■ **Raw data**
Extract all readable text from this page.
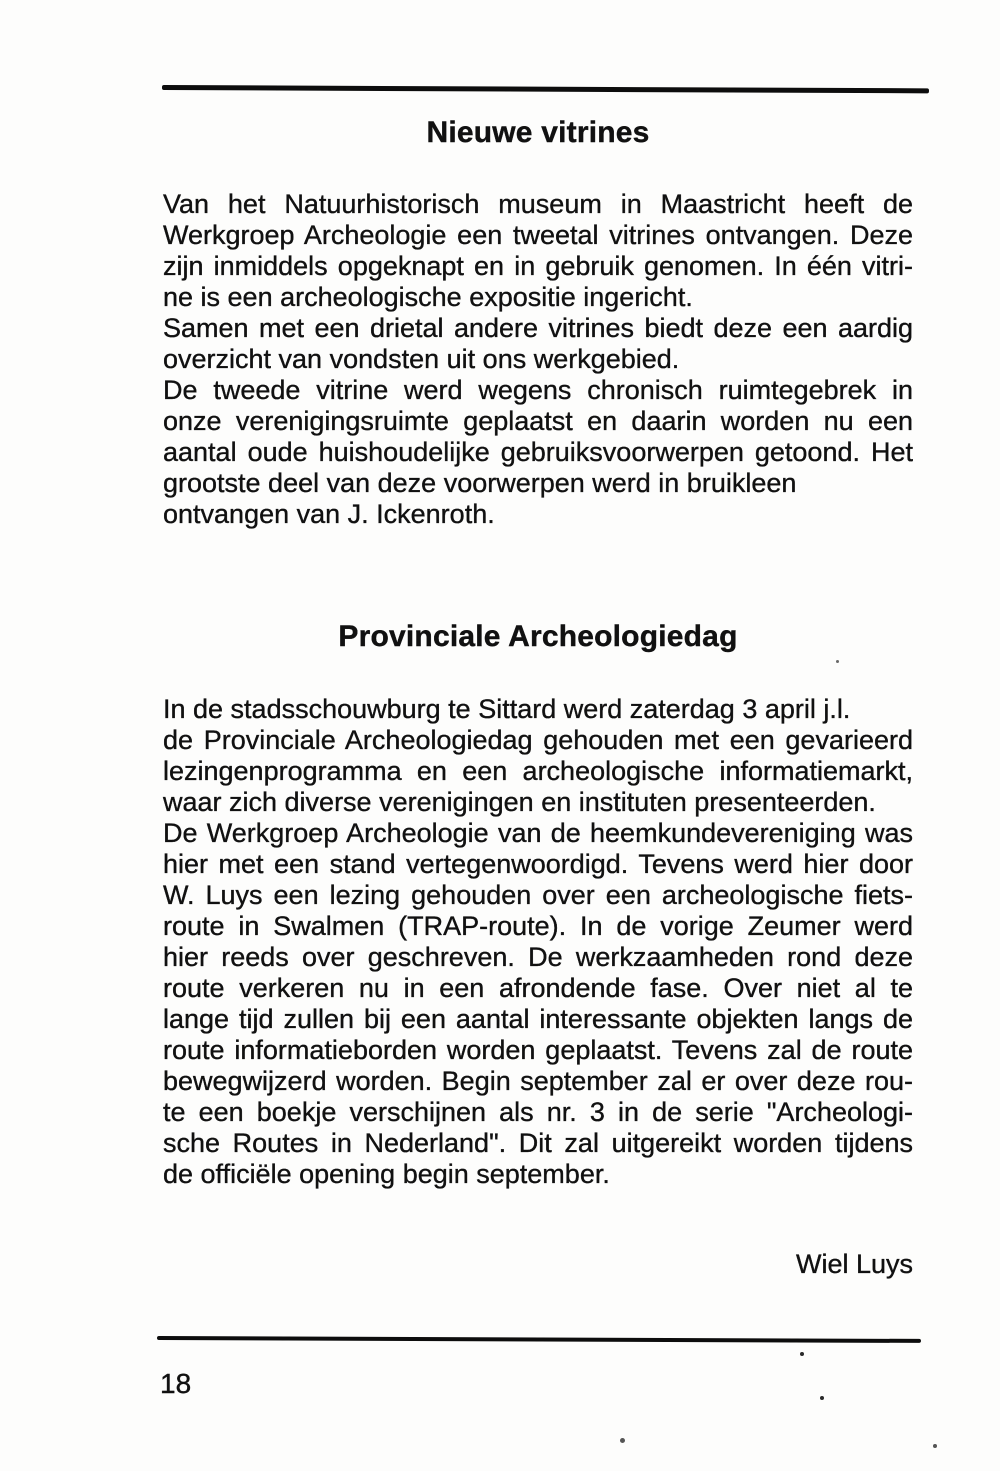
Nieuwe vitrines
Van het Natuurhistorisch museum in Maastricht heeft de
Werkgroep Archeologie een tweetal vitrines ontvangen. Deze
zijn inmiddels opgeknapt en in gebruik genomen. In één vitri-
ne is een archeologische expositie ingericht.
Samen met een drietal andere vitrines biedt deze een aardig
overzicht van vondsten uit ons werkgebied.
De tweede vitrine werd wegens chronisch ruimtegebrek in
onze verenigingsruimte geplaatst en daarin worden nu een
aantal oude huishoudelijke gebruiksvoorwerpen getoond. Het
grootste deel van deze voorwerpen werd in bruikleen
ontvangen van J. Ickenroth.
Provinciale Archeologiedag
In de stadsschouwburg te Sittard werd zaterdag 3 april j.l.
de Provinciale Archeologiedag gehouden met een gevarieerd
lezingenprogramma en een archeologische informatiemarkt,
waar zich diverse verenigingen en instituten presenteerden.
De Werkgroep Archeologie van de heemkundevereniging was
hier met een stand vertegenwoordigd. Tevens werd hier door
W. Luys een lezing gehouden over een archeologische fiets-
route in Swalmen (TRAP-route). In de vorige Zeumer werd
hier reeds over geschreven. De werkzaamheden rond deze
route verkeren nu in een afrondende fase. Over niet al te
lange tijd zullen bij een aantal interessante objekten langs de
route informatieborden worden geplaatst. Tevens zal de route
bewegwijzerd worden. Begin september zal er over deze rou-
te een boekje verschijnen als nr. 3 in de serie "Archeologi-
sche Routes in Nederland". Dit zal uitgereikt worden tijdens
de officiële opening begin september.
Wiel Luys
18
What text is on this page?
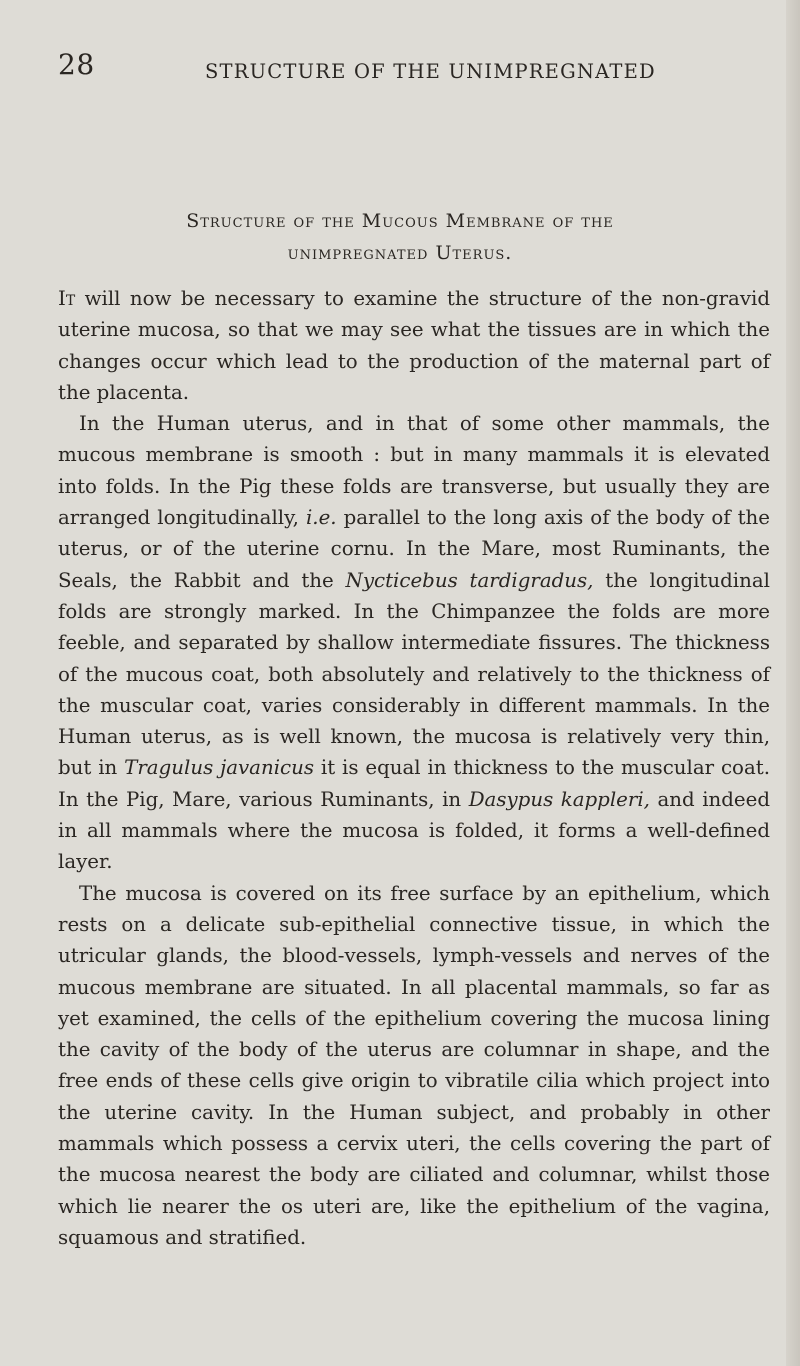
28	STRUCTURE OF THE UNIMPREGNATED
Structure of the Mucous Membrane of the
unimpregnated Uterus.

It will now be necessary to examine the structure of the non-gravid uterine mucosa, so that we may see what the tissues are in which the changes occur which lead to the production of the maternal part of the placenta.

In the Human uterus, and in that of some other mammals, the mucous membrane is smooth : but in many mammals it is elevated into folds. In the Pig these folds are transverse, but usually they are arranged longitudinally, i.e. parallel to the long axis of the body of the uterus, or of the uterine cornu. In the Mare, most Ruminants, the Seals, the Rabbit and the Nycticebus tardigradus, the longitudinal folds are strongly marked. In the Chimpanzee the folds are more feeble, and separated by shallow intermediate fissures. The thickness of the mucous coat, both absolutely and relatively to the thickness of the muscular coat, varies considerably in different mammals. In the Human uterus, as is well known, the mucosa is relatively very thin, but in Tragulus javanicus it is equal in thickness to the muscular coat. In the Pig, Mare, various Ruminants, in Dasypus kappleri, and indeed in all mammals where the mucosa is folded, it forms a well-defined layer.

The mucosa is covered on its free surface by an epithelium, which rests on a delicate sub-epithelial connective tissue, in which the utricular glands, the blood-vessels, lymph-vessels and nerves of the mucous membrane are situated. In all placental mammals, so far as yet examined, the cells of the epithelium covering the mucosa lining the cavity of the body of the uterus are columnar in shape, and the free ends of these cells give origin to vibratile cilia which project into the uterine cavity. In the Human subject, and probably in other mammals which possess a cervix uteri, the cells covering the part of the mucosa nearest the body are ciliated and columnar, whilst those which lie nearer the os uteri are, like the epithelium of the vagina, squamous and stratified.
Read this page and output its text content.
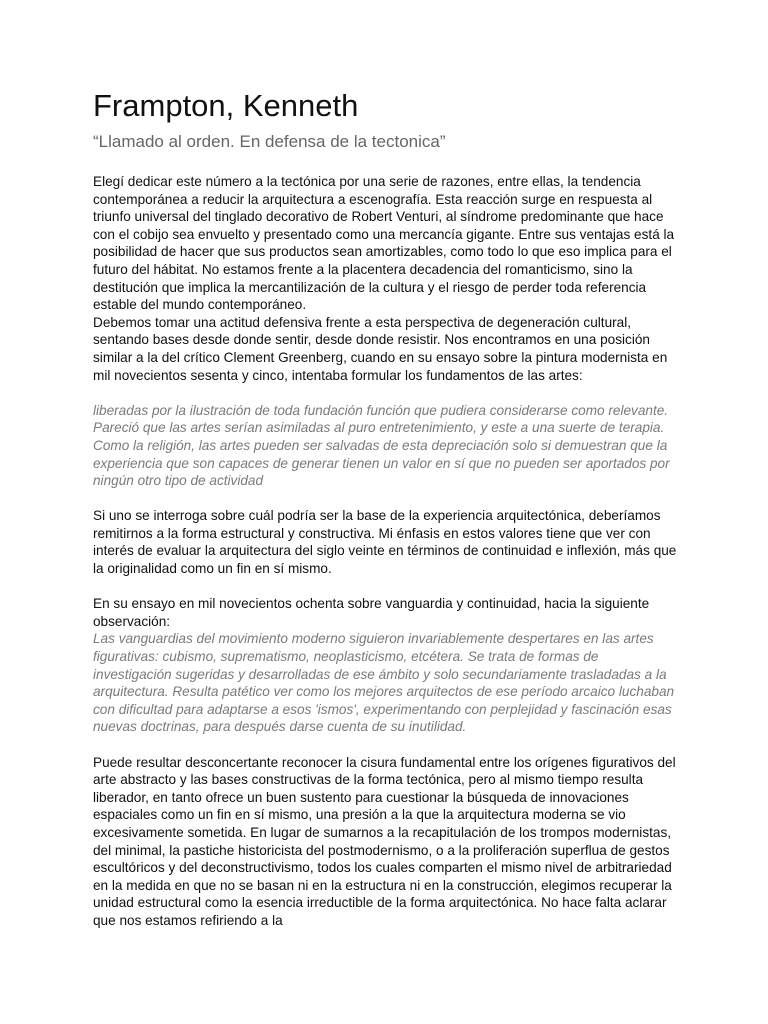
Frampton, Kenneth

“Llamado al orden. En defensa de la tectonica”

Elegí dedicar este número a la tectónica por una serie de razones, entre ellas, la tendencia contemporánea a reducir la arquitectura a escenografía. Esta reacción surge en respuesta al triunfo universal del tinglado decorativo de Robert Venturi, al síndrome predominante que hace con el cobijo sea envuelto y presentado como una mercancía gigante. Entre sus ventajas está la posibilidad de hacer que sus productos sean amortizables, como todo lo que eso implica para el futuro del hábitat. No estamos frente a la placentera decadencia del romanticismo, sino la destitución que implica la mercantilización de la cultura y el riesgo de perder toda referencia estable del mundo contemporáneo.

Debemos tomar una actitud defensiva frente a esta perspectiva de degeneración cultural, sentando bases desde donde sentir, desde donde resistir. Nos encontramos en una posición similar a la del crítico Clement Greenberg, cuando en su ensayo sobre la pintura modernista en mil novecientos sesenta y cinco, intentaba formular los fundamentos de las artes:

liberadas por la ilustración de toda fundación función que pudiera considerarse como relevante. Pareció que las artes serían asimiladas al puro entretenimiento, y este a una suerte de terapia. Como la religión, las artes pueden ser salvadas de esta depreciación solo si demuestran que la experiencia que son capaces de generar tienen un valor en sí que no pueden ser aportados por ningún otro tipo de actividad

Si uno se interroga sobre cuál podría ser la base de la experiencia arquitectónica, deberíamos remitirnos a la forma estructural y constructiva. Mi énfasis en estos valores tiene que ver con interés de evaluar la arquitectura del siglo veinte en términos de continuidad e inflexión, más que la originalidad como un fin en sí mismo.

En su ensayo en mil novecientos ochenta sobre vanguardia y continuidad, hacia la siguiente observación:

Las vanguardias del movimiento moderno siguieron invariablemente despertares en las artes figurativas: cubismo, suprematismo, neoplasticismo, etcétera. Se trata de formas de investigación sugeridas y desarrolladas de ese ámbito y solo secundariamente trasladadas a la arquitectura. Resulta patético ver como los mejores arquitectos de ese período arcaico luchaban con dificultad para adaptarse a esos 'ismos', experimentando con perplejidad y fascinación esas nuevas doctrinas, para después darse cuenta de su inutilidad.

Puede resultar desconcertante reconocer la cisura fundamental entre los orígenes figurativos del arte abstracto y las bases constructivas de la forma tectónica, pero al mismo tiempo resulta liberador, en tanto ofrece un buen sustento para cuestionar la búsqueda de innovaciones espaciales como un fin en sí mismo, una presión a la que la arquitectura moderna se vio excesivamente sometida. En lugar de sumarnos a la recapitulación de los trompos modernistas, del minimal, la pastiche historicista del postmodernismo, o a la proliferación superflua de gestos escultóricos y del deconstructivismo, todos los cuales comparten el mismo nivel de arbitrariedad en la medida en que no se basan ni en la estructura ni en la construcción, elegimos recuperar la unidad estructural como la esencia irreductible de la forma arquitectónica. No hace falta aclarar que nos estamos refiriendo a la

■ **Exercise brief**
Give back each entry exactly as it appears, with no pictures.

■ **Result for this exercise**
Extract all readable text from this page.
Nieuwe vitrines
Van het Natuurhistorisch museum in Maastricht heeft de
Werkgroep Archeologie een tweetal vitrines ontvangen. Deze
zijn inmiddels opgeknapt en in gebruik genomen. In één vitri-
ne is een archeologische expositie ingericht.
Samen met een drietal andere vitrines biedt deze een aardig
overzicht van vondsten uit ons werkgebied.
De tweede vitrine werd wegens chronisch ruimtegebrek in
onze verenigingsruimte geplaatst en daarin worden nu een
aantal oude huishoudelijke gebruiksvoorwerpen getoond. Het
grootste deel van deze voorwerpen werd in bruikleen
ontvangen van J. Ickenroth.
Provinciale Archeologiedag
In de stadsschouwburg te Sittard werd zaterdag 3 april j.l.
de Provinciale Archeologiedag gehouden met een gevarieerd
lezingenprogramma en een archeologische informatiemarkt,
waar zich diverse verenigingen en instituten presenteerden.
De Werkgroep Archeologie van de heemkundevereniging was
hier met een stand vertegenwoordigd. Tevens werd hier door
W. Luys een lezing gehouden over een archeologische fiets-
route in Swalmen (TRAP-route). In de vorige Zeumer werd
hier reeds over geschreven. De werkzaamheden rond deze
route verkeren nu in een afrondende fase. Over niet al te
lange tijd zullen bij een aantal interessante objekten langs de
route informatieborden worden geplaatst. Tevens zal de route
bewegwijzerd worden. Begin september zal er over deze rou-
te een boekje verschijnen als nr. 3 in de serie "Archeologi-
sche Routes in Nederland". Dit zal uitgereikt worden tijdens
de officiële opening begin september.
Wiel Luys
18
What text is on this page?
28	STRUCTURE OF THE UNIMPREGNATED
Structure of the Mucous Membrane of the
unimpregnated Uterus.

It will now be necessary to examine the structure of the non-gravid uterine mucosa, so that we may see what the tissues are in which the changes occur which lead to the production of the maternal part of the placenta.

In the Human uterus, and in that of some other mammals, the mucous membrane is smooth : but in many mammals it is elevated into folds. In the Pig these folds are transverse, but usually they are arranged longitudinally, i.e. parallel to the long axis of the body of the uterus, or of the uterine cornu. In the Mare, most Ruminants, the Seals, the Rabbit and the Nycticebus tardigradus, the longitudinal folds are strongly marked. In the Chimpanzee the folds are more feeble, and separated by shallow intermediate fissures. The thickness of the mucous coat, both absolutely and relatively to the thickness of the muscular coat, varies considerably in different mammals. In the Human uterus, as is well known, the mucosa is relatively very thin, but in Tragulus javanicus it is equal in thickness to the muscular coat. In the Pig, Mare, various Ruminants, in Dasypus kappleri, and indeed in all mammals where the mucosa is folded, it forms a well-defined layer.

The mucosa is covered on its free surface by an epithelium, which rests on a delicate sub-epithelial connective tissue, in which the utricular glands, the blood-vessels, lymph-vessels and nerves of the mucous membrane are situated. In all placental mammals, so far as yet examined, the cells of the epithelium covering the mucosa lining the cavity of the body of the uterus are columnar in shape, and the free ends of these cells give origin to vibratile cilia which project into the uterine cavity. In the Human subject, and probably in other mammals which possess a cervix uteri, the cells covering the part of the mucosa nearest the body are ciliated and columnar, whilst those which lie nearer the os uteri are, like the epithelium of the vagina, squamous and stratified.
Read this page and output its text content.
Frampton, Kenneth

“Llamado al orden. En defensa de la tectonica”

Elegí dedicar este número a la tectónica por una serie de razones, entre ellas, la tendencia contemporánea a reducir la arquitectura a escenografía. Esta reacción surge en respuesta al triunfo universal del tinglado decorativo de Robert Venturi, al síndrome predominante que hace con el cobijo sea envuelto y presentado como una mercancía gigante. Entre sus ventajas está la posibilidad de hacer que sus productos sean amortizables, como todo lo que eso implica para el futuro del hábitat. No estamos frente a la placentera decadencia del romanticismo, sino la destitución que implica la mercantilización de la cultura y el riesgo de perder toda referencia estable del mundo contemporáneo.

Debemos tomar una actitud defensiva frente a esta perspectiva de degeneración cultural, sentando bases desde donde sentir, desde donde resistir. Nos encontramos en una posición similar a la del crítico Clement Greenberg, cuando en su ensayo sobre la pintura modernista en mil novecientos sesenta y cinco, intentaba formular los fundamentos de las artes:

liberadas por la ilustración de toda fundación función que pudiera considerarse como relevante. Pareció que las artes serían asimiladas al puro entretenimiento, y este a una suerte de terapia. Como la religión, las artes pueden ser salvadas de esta depreciación solo si demuestran que la experiencia que son capaces de generar tienen un valor en sí que no pueden ser aportados por ningún otro tipo de actividad

Si uno se interroga sobre cuál podría ser la base de la experiencia arquitectónica, deberíamos remitirnos a la forma estructural y constructiva. Mi énfasis en estos valores tiene que ver con interés de evaluar la arquitectura del siglo veinte en términos de continuidad e inflexión, más que la originalidad como un fin en sí mismo.

En su ensayo en mil novecientos ochenta sobre vanguardia y continuidad, hacia la siguiente observación:

Las vanguardias del movimiento moderno siguieron invariablemente despertares en las artes figurativas: cubismo, suprematismo, neoplasticismo, etcétera. Se trata de formas de investigación sugeridas y desarrolladas de ese ámbito y solo secundariamente trasladadas a la arquitectura. Resulta patético ver como los mejores arquitectos de ese período arcaico luchaban con dificultad para adaptarse a esos 'ismos', experimentando con perplejidad y fascinación esas nuevas doctrinas, para después darse cuenta de su inutilidad.

Puede resultar desconcertante reconocer la cisura fundamental entre los orígenes figurativos del arte abstracto y las bases constructivas de la forma tectónica, pero al mismo tiempo resulta liberador, en tanto ofrece un buen sustento para cuestionar la búsqueda de innovaciones espaciales como un fin en sí mismo, una presión a la que la arquitectura moderna se vio excesivamente sometida. En lugar de sumarnos a la recapitulación de los trompos modernistas, del minimal, la pastiche historicista del postmodernismo, o a la proliferación superflua de gestos escultóricos y del deconstructivismo, todos los cuales comparten el mismo nivel de arbitrariedad en la medida en que no se basan ni en la estructura ni en la construcción, elegimos recuperar la unidad estructural como la esencia irreductible de la forma arquitectónica. No hace falta aclarar que nos estamos refiriendo a la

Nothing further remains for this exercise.